**WHAT YOU WILL DO**
Report how many lines below contain the word "ylabel". Give only the number.

**DATASET ENTRIES**
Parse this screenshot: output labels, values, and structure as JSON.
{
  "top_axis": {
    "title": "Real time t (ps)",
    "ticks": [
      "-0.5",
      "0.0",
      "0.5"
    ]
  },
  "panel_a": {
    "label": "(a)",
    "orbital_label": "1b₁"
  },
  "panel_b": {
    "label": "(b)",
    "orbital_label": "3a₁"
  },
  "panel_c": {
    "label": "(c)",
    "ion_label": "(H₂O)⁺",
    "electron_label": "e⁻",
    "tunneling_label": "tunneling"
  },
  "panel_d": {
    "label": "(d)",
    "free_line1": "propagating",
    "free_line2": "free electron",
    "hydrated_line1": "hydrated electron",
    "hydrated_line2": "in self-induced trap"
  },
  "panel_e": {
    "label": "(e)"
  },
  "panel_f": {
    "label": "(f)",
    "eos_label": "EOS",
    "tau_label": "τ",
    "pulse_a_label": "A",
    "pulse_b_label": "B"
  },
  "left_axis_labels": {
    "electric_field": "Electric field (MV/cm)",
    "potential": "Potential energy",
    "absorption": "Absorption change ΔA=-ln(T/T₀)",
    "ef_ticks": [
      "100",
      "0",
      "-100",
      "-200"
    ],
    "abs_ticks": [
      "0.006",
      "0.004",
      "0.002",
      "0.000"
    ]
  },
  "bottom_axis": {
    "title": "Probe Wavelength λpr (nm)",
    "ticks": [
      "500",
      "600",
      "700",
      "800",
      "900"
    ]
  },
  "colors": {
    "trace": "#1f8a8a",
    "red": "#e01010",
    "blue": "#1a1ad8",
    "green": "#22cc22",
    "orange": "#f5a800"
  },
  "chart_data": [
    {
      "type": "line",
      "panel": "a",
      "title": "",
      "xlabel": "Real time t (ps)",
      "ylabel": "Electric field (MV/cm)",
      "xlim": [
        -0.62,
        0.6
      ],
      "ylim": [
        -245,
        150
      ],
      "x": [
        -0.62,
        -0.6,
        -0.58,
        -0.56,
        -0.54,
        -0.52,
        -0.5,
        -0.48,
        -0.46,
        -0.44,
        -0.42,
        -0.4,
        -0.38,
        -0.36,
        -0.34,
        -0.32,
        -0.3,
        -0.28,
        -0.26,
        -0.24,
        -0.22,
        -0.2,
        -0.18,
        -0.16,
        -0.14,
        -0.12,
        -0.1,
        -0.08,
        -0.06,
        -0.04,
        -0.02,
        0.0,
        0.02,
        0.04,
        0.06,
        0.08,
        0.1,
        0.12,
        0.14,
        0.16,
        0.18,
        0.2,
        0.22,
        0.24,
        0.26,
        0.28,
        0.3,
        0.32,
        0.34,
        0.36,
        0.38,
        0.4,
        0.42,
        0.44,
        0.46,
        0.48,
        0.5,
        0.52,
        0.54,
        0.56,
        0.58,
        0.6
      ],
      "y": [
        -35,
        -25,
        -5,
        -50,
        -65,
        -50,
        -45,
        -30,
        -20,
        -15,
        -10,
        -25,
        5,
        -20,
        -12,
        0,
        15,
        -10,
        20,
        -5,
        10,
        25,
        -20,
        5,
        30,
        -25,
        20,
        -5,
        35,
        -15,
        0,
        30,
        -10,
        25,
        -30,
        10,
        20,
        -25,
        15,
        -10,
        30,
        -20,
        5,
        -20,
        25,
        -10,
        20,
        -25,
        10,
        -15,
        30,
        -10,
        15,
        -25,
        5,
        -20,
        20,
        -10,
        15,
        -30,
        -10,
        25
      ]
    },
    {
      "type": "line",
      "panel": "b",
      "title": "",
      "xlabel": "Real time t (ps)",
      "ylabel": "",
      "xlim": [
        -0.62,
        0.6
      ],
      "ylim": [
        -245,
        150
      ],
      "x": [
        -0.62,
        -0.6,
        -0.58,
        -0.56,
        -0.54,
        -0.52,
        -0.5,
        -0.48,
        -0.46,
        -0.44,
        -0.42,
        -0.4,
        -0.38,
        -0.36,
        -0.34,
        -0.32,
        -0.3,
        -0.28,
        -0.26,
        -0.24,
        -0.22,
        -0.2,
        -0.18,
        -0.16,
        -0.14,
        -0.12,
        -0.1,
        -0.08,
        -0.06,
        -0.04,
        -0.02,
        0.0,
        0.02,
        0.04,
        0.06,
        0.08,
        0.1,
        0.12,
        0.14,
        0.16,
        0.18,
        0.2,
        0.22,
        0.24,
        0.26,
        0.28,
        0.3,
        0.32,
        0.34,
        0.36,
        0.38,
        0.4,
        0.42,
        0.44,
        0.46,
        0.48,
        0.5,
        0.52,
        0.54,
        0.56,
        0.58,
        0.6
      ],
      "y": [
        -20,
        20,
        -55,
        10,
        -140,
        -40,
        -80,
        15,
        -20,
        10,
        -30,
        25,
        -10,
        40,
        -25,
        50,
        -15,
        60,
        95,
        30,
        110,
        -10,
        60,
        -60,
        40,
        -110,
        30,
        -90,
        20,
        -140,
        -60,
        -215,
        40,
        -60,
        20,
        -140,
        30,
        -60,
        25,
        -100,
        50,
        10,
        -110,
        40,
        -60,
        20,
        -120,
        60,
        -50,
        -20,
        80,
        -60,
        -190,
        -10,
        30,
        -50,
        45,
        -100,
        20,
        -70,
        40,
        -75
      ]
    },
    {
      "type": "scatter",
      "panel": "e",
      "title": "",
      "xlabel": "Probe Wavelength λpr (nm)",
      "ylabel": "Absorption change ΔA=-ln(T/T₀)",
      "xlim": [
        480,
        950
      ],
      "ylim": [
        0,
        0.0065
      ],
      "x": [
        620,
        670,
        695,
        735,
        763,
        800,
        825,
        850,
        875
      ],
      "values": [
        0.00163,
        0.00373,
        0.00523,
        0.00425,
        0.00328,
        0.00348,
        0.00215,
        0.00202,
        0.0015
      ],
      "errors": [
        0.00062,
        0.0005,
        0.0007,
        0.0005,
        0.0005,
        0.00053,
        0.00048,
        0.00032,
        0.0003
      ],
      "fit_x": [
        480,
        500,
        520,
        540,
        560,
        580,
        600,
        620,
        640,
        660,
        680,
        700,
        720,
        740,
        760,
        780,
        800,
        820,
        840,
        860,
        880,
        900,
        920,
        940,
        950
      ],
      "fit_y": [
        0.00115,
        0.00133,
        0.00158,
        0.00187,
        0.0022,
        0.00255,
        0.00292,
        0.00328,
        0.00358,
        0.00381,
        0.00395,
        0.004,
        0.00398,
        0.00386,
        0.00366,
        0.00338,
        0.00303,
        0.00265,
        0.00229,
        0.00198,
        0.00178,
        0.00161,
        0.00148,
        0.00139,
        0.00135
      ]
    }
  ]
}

**RESULT FOR THIS TASK**
3